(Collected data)
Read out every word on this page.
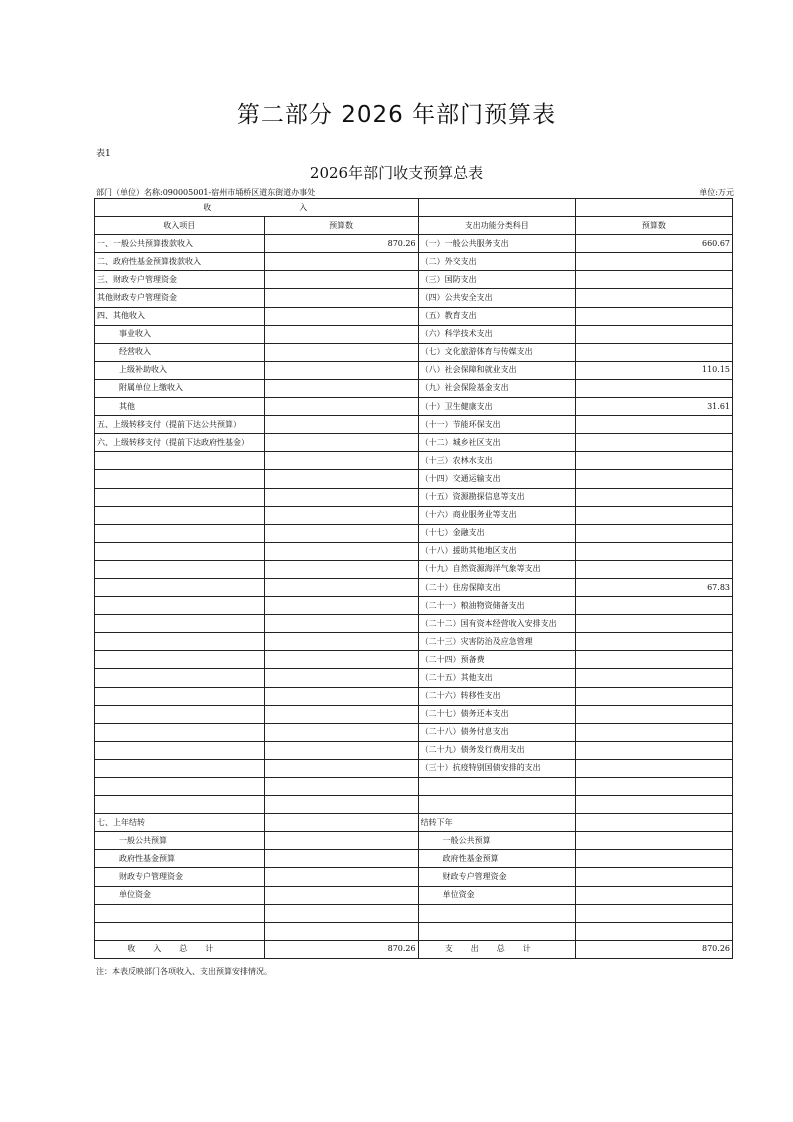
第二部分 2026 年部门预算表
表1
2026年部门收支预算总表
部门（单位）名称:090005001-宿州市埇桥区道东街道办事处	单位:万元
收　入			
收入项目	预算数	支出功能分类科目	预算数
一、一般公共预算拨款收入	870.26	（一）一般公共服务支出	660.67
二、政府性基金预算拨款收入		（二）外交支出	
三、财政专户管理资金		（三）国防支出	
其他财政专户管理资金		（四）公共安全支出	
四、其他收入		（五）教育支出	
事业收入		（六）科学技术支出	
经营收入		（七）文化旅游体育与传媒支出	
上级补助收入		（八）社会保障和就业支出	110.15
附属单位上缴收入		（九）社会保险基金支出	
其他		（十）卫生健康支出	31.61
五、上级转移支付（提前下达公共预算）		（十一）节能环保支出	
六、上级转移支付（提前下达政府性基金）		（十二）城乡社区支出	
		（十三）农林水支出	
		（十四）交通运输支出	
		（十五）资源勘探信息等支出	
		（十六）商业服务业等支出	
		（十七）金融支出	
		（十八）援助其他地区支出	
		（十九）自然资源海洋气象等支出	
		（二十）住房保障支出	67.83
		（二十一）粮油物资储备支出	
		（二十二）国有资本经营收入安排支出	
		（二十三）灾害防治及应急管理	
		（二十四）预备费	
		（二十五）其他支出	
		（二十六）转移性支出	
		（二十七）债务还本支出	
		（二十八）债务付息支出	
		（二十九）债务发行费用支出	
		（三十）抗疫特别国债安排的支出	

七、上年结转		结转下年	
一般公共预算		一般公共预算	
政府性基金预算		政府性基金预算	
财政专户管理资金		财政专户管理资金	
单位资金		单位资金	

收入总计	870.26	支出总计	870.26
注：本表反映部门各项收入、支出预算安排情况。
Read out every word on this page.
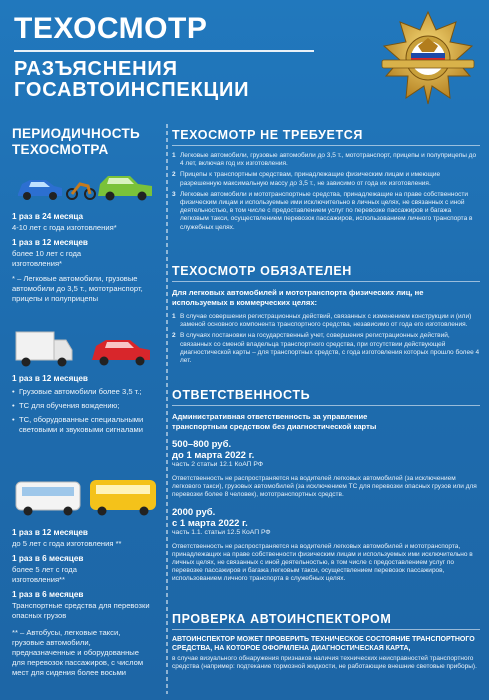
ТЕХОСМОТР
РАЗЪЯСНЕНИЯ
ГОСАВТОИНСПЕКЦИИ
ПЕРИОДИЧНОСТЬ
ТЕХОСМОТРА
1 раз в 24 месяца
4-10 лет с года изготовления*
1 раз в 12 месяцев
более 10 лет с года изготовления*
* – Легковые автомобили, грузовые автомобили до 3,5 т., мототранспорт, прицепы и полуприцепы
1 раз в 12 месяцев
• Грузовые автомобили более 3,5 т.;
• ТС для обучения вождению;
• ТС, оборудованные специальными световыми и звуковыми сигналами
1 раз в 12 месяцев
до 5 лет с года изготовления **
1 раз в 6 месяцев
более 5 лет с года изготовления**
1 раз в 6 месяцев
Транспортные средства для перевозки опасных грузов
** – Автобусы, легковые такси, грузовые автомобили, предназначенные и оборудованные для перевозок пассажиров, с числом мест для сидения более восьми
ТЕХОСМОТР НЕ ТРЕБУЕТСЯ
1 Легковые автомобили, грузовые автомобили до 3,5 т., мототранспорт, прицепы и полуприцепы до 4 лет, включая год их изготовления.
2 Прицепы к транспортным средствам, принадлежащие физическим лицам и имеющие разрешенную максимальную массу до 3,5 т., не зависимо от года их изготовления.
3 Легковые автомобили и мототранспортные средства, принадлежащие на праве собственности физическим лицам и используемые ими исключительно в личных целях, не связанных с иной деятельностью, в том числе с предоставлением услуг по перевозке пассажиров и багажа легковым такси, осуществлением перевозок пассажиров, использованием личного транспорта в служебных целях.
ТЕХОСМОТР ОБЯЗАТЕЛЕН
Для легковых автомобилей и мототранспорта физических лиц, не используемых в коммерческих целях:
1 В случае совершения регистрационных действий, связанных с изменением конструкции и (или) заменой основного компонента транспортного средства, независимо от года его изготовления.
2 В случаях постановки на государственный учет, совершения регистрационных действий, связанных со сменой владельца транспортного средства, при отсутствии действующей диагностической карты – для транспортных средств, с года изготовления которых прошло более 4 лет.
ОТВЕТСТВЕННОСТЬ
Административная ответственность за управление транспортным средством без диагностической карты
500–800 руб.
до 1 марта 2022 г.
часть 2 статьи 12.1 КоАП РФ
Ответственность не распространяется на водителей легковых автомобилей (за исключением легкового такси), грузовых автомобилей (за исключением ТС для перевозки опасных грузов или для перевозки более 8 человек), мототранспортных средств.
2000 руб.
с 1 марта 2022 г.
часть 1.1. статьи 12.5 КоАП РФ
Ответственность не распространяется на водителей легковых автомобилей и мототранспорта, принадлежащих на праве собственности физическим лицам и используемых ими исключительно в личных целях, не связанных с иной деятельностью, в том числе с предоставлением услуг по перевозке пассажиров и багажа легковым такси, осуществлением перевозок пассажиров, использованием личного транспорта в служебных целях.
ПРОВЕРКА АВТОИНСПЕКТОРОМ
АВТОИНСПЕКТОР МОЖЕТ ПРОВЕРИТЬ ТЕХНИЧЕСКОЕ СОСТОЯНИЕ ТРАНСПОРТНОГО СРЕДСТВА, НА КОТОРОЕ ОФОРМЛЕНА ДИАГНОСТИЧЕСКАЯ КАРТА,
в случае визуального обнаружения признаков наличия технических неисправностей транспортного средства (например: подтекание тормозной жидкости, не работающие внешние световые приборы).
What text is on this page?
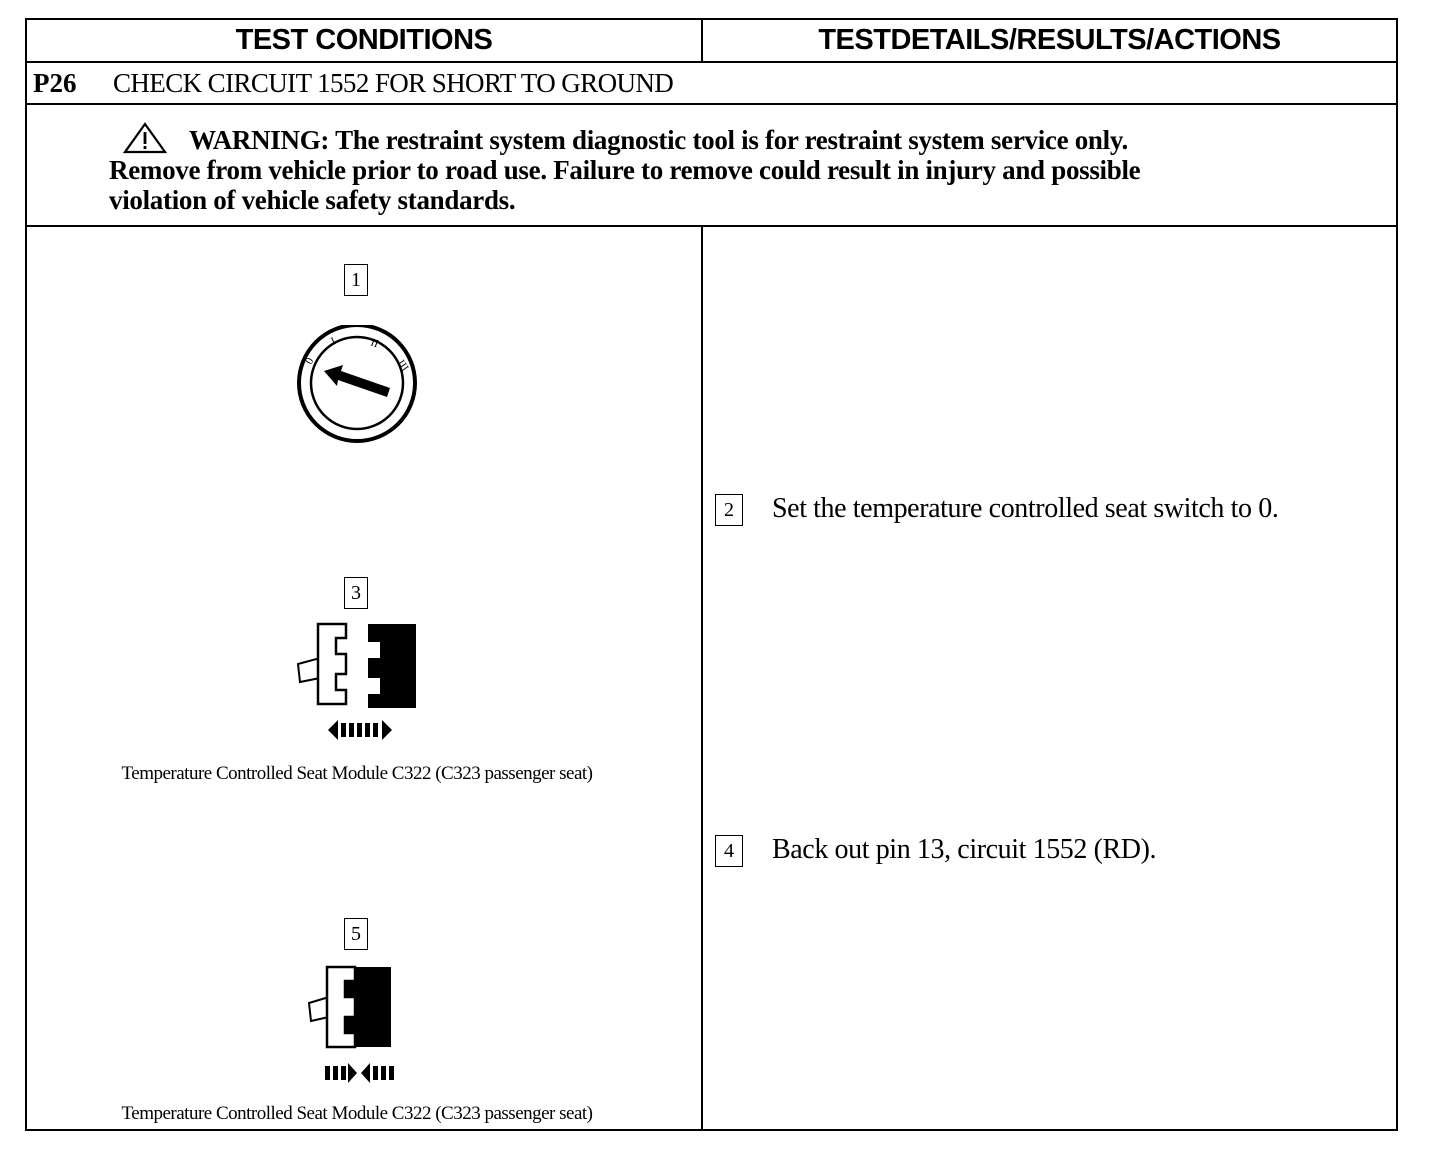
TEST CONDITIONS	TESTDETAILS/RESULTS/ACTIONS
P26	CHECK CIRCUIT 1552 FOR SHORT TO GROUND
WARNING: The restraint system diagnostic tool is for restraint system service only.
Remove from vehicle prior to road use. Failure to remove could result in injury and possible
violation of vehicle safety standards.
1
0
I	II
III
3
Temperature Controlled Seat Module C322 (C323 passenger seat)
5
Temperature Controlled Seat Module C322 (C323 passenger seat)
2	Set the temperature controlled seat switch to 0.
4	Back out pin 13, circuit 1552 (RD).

> [What you are asked to do]:
Retype every entry verbatim and exclude the pictures from the copy.

> [Result below]:
Read out every word on this page.
第二部分 2026 年部门预算表
表1
2026年部门收支预算总表
部门（单位）名称:090005001-宿州市埇桥区道东街道办事处	单位:万元
收　入			
收入项目	预算数	支出功能分类科目	预算数
一、一般公共预算拨款收入	870.26	（一）一般公共服务支出	660.67
二、政府性基金预算拨款收入		（二）外交支出	
三、财政专户管理资金		（三）国防支出	
其他财政专户管理资金		（四）公共安全支出	
四、其他收入		（五）教育支出	
事业收入		（六）科学技术支出	
经营收入		（七）文化旅游体育与传媒支出	
上级补助收入		（八）社会保障和就业支出	110.15
附属单位上缴收入		（九）社会保险基金支出	
其他		（十）卫生健康支出	31.61
五、上级转移支付（提前下达公共预算）		（十一）节能环保支出	
六、上级转移支付（提前下达政府性基金）		（十二）城乡社区支出	
		（十三）农林水支出	
		（十四）交通运输支出	
		（十五）资源勘探信息等支出	
		（十六）商业服务业等支出	
		（十七）金融支出	
		（十八）援助其他地区支出	
		（十九）自然资源海洋气象等支出	
		（二十）住房保障支出	67.83
		（二十一）粮油物资储备支出	
		（二十二）国有资本经营收入安排支出	
		（二十三）灾害防治及应急管理	
		（二十四）预备费	
		（二十五）其他支出	
		（二十六）转移性支出	
		（二十七）债务还本支出	
		（二十八）债务付息支出	
		（二十九）债务发行费用支出	
		（三十）抗疫特别国债安排的支出	

七、上年结转		结转下年	
一般公共预算		一般公共预算	
政府性基金预算		政府性基金预算	
财政专户管理资金		财政专户管理资金	
单位资金		单位资金	

收入总计	870.26	支出总计	870.26
注：本表反映部门各项收入、支出预算安排情况。
Read out every word on this page.
ТЕХОСМОТР
РАЗЪЯСНЕНИЯ
ГОСАВТОИНСПЕКЦИИ
ПЕРИОДИЧНОСТЬ
ТЕХОСМОТРА
1 раз в 24 месяца
4-10 лет с года изготовления*
1 раз в 12 месяцев
более 10 лет с года изготовления*
* – Легковые автомобили, грузовые автомобили до 3,5 т., мототранспорт, прицепы и полуприцепы
1 раз в 12 месяцев
• Грузовые автомобили более 3,5 т.;
• ТС для обучения вождению;
• ТС, оборудованные специальными световыми и звуковыми сигналами
1 раз в 12 месяцев
до 5 лет с года изготовления **
1 раз в 6 месяцев
более 5 лет с года изготовления**
1 раз в 6 месяцев
Транспортные средства для перевозки опасных грузов
** – Автобусы, легковые такси, грузовые автомобили, предназначенные и оборудованные для перевозок пассажиров, с числом мест для сидения более восьми
ТЕХОСМОТР НЕ ТРЕБУЕТСЯ
1 Легковые автомобили, грузовые автомобили до 3,5 т., мототранспорт, прицепы и полуприцепы до 4 лет, включая год их изготовления.
2 Прицепы к транспортным средствам, принадлежащие физическим лицам и имеющие разрешенную максимальную массу до 3,5 т., не зависимо от года их изготовления.
3 Легковые автомобили и мототранспортные средства, принадлежащие на праве собственности физическим лицам и используемые ими исключительно в личных целях, не связанных с иной деятельностью, в том числе с предоставлением услуг по перевозке пассажиров и багажа легковым такси, осуществлением перевозок пассажиров, использованием личного транспорта в служебных целях.
ТЕХОСМОТР ОБЯЗАТЕЛЕН
Для легковых автомобилей и мототранспорта физических лиц, не используемых в коммерческих целях:
1 В случае совершения регистрационных действий, связанных с изменением конструкции и (или) заменой основного компонента транспортного средства, независимо от года его изготовления.
2 В случаях постановки на государственный учет, совершения регистрационных действий, связанных со сменой владельца транспортного средства, при отсутствии действующей диагностической карты – для транспортных средств, с года изготовления которых прошло более 4 лет.
ОТВЕТСТВЕННОСТЬ
Административная ответственность за управление транспортным средством без диагностической карты
500–800 руб.
до 1 марта 2022 г.
часть 2 статьи 12.1 КоАП РФ
Ответственность не распространяется на водителей легковых автомобилей (за исключением легкового такси), грузовых автомобилей (за исключением ТС для перевозки опасных грузов или для перевозки более 8 человек), мототранспортных средств.
2000 руб.
с 1 марта 2022 г.
часть 1.1. статьи 12.5 КоАП РФ
Ответственность не распространяется на водителей легковых автомобилей и мототранспорта, принадлежащих на праве собственности физическим лицам и используемых ими исключительно в личных целях, не связанных с иной деятельностью, в том числе с предоставлением услуг по перевозке пассажиров и багажа легковым такси, осуществлением перевозок пассажиров, использованием личного транспорта в служебных целях.
ПРОВЕРКА АВТОИНСПЕКТОРОМ
АВТОИНСПЕКТОР МОЖЕТ ПРОВЕРИТЬ ТЕХНИЧЕСКОЕ СОСТОЯНИЕ ТРАНСПОРТНОГО СРЕДСТВА, НА КОТОРОЕ ОФОРМЛЕНА ДИАГНОСТИЧЕСКАЯ КАРТА,
в случае визуального обнаружения признаков наличия технических неисправностей транспортного средства (например: подтекание тормозной жидкости, не работающие внешние световые приборы).
What text is on this page?
TEST CONDITIONS	TESTDETAILS/RESULTS/ACTIONS
P26	CHECK CIRCUIT 1552 FOR SHORT TO GROUND
WARNING: The restraint system diagnostic tool is for restraint system service only.
Remove from vehicle prior to road use. Failure to remove could result in injury and possible
violation of vehicle safety standards.
1
0
I	II
III
3
Temperature Controlled Seat Module C322 (C323 passenger seat)
5
Temperature Controlled Seat Module C322 (C323 passenger seat)
2	Set the temperature controlled seat switch to 0.
4	Back out pin 13, circuit 1552 (RD).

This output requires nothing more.